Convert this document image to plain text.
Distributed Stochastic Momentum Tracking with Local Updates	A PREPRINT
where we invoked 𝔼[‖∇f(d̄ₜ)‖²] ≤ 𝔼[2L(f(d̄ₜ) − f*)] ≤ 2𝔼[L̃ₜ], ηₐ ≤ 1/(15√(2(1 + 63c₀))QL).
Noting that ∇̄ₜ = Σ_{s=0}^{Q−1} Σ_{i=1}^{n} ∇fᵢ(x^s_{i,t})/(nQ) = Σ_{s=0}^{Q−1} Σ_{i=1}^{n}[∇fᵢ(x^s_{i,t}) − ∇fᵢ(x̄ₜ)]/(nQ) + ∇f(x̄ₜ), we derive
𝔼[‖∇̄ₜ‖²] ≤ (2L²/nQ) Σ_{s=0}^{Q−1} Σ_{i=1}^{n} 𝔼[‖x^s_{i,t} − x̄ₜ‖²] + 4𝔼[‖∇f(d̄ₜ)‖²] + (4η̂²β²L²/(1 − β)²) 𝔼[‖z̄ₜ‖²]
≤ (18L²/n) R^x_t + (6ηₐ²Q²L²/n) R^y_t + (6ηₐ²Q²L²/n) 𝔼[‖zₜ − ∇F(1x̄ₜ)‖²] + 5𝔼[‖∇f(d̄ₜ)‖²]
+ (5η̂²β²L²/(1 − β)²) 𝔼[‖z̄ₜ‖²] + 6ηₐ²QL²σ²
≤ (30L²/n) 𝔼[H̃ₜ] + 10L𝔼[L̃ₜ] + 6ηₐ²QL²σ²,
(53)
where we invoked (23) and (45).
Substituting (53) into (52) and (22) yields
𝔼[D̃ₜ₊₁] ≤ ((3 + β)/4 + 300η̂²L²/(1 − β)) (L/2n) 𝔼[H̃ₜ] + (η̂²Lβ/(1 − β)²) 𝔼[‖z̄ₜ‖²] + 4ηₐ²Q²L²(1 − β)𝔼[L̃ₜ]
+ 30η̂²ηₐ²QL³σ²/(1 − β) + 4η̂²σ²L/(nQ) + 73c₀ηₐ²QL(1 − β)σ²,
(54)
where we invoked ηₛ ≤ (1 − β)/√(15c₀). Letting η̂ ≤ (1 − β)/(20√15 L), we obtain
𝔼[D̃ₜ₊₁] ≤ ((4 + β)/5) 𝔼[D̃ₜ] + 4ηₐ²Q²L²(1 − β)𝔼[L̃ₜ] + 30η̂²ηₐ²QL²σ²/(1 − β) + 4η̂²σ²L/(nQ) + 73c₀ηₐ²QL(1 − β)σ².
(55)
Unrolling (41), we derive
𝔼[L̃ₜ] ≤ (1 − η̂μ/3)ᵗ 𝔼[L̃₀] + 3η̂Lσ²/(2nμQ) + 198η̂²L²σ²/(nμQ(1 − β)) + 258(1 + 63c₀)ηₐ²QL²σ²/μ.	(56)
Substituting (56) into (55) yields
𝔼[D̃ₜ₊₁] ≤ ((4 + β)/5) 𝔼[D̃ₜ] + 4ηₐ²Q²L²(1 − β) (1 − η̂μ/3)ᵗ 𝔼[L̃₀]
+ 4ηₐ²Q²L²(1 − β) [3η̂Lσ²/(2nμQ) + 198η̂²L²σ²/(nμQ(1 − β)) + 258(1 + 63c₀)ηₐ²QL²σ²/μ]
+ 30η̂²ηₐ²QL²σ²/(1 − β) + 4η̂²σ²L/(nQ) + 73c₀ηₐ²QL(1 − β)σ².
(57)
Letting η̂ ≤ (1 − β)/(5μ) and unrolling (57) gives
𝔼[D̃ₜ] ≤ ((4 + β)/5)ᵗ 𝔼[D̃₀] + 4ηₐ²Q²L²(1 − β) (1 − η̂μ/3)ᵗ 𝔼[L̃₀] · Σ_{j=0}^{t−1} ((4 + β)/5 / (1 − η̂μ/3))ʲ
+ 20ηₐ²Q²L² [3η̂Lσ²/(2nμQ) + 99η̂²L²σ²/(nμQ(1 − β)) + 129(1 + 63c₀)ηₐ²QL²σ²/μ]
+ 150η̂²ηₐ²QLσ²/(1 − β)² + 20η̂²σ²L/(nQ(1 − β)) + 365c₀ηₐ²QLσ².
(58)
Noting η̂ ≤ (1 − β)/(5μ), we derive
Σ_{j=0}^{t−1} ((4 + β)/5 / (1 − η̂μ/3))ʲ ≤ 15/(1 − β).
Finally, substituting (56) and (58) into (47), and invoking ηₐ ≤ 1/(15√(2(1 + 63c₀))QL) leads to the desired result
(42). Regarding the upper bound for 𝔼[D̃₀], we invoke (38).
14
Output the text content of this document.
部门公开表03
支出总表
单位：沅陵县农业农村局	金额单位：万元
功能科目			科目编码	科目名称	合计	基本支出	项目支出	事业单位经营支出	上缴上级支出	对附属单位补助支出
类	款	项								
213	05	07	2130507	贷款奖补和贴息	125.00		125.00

#####

**WRITTEN REQUEST**
Extract every entry in the listing word for word.

**TASK ANSWER**
Convert this document image to plain text.
Distributed Stochastic Momentum Tracking with Local Updates	A PREPRINT
where we invoked 𝔼[‖∇f(d̄ₜ)‖²] ≤ 𝔼[2L(f(d̄ₜ) − f*)] ≤ 2𝔼[L̃ₜ], ηₐ ≤ 1/(15√(2(1 + 63c₀))QL).
Noting that ∇̄ₜ = Σ_{s=0}^{Q−1} Σ_{i=1}^{n} ∇fᵢ(x^s_{i,t})/(nQ) = Σ_{s=0}^{Q−1} Σ_{i=1}^{n}[∇fᵢ(x^s_{i,t}) − ∇fᵢ(x̄ₜ)]/(nQ) + ∇f(x̄ₜ), we derive
𝔼[‖∇̄ₜ‖²] ≤ (2L²/nQ) Σ_{s=0}^{Q−1} Σ_{i=1}^{n} 𝔼[‖x^s_{i,t} − x̄ₜ‖²] + 4𝔼[‖∇f(d̄ₜ)‖²] + (4η̂²β²L²/(1 − β)²) 𝔼[‖z̄ₜ‖²]
≤ (18L²/n) R^x_t + (6ηₐ²Q²L²/n) R^y_t + (6ηₐ²Q²L²/n) 𝔼[‖zₜ − ∇F(1x̄ₜ)‖²] + 5𝔼[‖∇f(d̄ₜ)‖²]
+ (5η̂²β²L²/(1 − β)²) 𝔼[‖z̄ₜ‖²] + 6ηₐ²QL²σ²
≤ (30L²/n) 𝔼[H̃ₜ] + 10L𝔼[L̃ₜ] + 6ηₐ²QL²σ²,
(53)
where we invoked (23) and (45).
Substituting (53) into (52) and (22) yields
𝔼[D̃ₜ₊₁] ≤ ((3 + β)/4 + 300η̂²L²/(1 − β)) (L/2n) 𝔼[H̃ₜ] + (η̂²Lβ/(1 − β)²) 𝔼[‖z̄ₜ‖²] + 4ηₐ²Q²L²(1 − β)𝔼[L̃ₜ]
+ 30η̂²ηₐ²QL³σ²/(1 − β) + 4η̂²σ²L/(nQ) + 73c₀ηₐ²QL(1 − β)σ²,
(54)
where we invoked ηₛ ≤ (1 − β)/√(15c₀). Letting η̂ ≤ (1 − β)/(20√15 L), we obtain
𝔼[D̃ₜ₊₁] ≤ ((4 + β)/5) 𝔼[D̃ₜ] + 4ηₐ²Q²L²(1 − β)𝔼[L̃ₜ] + 30η̂²ηₐ²QL²σ²/(1 − β) + 4η̂²σ²L/(nQ) + 73c₀ηₐ²QL(1 − β)σ².
(55)
Unrolling (41), we derive
𝔼[L̃ₜ] ≤ (1 − η̂μ/3)ᵗ 𝔼[L̃₀] + 3η̂Lσ²/(2nμQ) + 198η̂²L²σ²/(nμQ(1 − β)) + 258(1 + 63c₀)ηₐ²QL²σ²/μ.	(56)
Substituting (56) into (55) yields
𝔼[D̃ₜ₊₁] ≤ ((4 + β)/5) 𝔼[D̃ₜ] + 4ηₐ²Q²L²(1 − β) (1 − η̂μ/3)ᵗ 𝔼[L̃₀]
+ 4ηₐ²Q²L²(1 − β) [3η̂Lσ²/(2nμQ) + 198η̂²L²σ²/(nμQ(1 − β)) + 258(1 + 63c₀)ηₐ²QL²σ²/μ]
+ 30η̂²ηₐ²QL²σ²/(1 − β) + 4η̂²σ²L/(nQ) + 73c₀ηₐ²QL(1 − β)σ².
(57)
Letting η̂ ≤ (1 − β)/(5μ) and unrolling (57) gives
𝔼[D̃ₜ] ≤ ((4 + β)/5)ᵗ 𝔼[D̃₀] + 4ηₐ²Q²L²(1 − β) (1 − η̂μ/3)ᵗ 𝔼[L̃₀] · Σ_{j=0}^{t−1} ((4 + β)/5 / (1 − η̂μ/3))ʲ
+ 20ηₐ²Q²L² [3η̂Lσ²/(2nμQ) + 99η̂²L²σ²/(nμQ(1 − β)) + 129(1 + 63c₀)ηₐ²QL²σ²/μ]
+ 150η̂²ηₐ²QLσ²/(1 − β)² + 20η̂²σ²L/(nQ(1 − β)) + 365c₀ηₐ²QLσ².
(58)
Noting η̂ ≤ (1 − β)/(5μ), we derive
Σ_{j=0}^{t−1} ((4 + β)/5 / (1 − η̂μ/3))ʲ ≤ 15/(1 − β).
Finally, substituting (56) and (58) into (47), and invoking ηₐ ≤ 1/(15√(2(1 + 63c₀))QL) leads to the desired result
(42). Regarding the upper bound for 𝔼[D̃₀], we invoke (38).
14
Output the text content of this document.
部门公开表03
支出总表
单位：沅陵县农业农村局	金额单位：万元
功能科目			科目编码	科目名称	合计	基本支出	项目支出	事业单位经营支出	上缴上级支出	对附属单位补助支出
类	款	项								
213	05	07	2130507	贷款奖补和贴息	125.00		125.00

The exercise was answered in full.